**Problem details**
Go through the records and copy each line where the word "حاول" occurs.

**Extracted entries**
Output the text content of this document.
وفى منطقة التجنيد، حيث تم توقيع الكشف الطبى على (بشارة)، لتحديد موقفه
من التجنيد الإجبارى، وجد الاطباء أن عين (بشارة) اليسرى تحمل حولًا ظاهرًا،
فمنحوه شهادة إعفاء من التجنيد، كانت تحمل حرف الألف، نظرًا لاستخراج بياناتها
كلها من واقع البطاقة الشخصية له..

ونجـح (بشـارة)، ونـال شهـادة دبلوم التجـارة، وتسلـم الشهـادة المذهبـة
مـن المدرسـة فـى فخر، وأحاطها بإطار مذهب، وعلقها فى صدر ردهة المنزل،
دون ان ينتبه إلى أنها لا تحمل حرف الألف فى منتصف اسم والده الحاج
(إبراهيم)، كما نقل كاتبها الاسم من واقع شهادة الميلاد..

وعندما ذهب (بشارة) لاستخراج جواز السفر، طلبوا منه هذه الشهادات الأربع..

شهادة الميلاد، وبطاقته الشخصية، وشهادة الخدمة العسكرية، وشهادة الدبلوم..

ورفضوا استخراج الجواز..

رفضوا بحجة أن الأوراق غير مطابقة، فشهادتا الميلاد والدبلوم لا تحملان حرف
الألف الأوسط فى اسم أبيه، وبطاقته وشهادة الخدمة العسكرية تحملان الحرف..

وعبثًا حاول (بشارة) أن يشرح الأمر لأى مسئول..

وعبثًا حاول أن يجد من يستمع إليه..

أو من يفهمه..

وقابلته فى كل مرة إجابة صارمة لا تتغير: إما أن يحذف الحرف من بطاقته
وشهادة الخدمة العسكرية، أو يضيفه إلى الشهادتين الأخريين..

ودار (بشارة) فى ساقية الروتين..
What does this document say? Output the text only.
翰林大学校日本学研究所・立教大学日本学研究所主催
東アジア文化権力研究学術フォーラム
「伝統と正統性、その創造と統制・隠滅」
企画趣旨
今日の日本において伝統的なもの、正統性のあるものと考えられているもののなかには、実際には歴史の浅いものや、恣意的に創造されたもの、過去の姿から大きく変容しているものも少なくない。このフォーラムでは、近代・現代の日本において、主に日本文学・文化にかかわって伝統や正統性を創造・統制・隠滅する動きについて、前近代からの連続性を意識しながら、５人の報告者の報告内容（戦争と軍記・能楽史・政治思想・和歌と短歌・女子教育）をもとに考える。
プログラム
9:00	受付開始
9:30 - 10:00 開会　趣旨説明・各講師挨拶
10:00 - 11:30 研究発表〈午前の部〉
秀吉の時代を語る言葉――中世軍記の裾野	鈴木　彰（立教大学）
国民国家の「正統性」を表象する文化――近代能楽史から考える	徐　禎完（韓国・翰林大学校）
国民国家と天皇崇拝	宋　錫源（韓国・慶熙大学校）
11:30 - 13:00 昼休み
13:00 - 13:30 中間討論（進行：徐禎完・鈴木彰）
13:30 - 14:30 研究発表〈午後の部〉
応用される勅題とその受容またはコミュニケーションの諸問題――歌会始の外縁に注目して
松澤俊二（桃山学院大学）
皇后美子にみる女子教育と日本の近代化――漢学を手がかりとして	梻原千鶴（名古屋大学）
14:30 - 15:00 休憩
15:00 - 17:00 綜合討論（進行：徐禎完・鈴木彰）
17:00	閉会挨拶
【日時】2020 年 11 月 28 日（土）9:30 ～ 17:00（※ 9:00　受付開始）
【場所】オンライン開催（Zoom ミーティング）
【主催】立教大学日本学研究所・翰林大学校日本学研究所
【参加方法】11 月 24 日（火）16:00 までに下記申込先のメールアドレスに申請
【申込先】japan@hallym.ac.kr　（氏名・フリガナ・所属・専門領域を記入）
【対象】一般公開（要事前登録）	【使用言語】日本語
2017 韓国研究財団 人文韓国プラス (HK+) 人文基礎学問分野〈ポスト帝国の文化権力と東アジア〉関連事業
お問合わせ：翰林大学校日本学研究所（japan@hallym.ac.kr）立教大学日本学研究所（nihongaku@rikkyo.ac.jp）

**The answer**
وعبثًا حاول (بشارة) أن يشرح الأمر لأى مسئول..
وعبثًا حاول أن يجد من يستمع إليه..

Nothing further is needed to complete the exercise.